**What you need to do**. List each line holding the string "JSON".

## BEGIN Records to use

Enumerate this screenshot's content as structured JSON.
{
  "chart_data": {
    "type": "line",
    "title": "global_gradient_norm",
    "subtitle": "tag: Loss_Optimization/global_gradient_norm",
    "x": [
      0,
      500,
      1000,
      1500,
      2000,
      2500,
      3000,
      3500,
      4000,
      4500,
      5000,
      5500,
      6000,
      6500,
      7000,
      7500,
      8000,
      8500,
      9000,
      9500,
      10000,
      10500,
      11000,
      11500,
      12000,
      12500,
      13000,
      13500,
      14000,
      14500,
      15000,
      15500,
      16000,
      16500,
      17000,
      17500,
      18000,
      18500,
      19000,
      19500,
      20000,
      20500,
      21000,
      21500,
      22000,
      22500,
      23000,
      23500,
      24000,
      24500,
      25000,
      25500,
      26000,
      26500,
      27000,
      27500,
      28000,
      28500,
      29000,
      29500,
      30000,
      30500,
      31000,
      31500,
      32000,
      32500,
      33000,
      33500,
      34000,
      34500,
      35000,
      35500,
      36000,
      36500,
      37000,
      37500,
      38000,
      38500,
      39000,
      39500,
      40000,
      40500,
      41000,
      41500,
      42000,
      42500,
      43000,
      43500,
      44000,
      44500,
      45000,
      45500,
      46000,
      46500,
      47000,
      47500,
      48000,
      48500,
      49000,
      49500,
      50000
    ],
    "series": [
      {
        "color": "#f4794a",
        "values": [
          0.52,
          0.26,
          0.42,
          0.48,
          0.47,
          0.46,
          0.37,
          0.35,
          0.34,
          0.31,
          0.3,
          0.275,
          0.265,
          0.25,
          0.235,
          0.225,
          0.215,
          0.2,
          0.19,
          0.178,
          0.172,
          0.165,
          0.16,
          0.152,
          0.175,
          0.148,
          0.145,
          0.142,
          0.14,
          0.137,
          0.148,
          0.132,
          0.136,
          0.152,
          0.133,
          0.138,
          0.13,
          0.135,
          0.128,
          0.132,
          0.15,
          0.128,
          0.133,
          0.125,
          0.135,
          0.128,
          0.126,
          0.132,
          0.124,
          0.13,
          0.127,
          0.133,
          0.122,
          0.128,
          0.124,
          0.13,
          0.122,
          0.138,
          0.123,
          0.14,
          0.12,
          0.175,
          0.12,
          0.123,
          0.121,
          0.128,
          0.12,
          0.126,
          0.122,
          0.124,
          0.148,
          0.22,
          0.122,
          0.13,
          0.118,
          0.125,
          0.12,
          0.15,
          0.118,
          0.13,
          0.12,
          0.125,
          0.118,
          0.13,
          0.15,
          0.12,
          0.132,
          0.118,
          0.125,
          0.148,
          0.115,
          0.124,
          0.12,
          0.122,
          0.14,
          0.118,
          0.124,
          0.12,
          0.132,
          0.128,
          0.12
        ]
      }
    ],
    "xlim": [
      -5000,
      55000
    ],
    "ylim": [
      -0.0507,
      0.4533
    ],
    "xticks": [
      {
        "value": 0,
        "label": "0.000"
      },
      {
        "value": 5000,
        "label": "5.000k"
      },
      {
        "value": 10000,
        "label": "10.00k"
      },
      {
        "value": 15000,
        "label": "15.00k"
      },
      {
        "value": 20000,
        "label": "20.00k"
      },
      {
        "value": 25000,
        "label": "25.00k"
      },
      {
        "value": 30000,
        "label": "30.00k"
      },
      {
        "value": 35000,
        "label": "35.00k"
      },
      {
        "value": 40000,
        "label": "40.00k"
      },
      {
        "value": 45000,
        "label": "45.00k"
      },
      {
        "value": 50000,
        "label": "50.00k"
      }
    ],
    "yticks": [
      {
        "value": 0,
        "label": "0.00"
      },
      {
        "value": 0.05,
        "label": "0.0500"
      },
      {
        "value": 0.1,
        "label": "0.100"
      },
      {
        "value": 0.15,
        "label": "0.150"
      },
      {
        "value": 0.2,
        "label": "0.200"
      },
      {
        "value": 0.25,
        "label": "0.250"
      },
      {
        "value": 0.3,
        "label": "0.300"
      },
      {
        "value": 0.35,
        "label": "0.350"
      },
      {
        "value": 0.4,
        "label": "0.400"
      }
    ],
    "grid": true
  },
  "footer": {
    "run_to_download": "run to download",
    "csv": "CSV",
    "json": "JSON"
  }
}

## END Records to use

**Task solution**.
Enumerate this screenshot's content as structured JSON.
    "json": "JSON"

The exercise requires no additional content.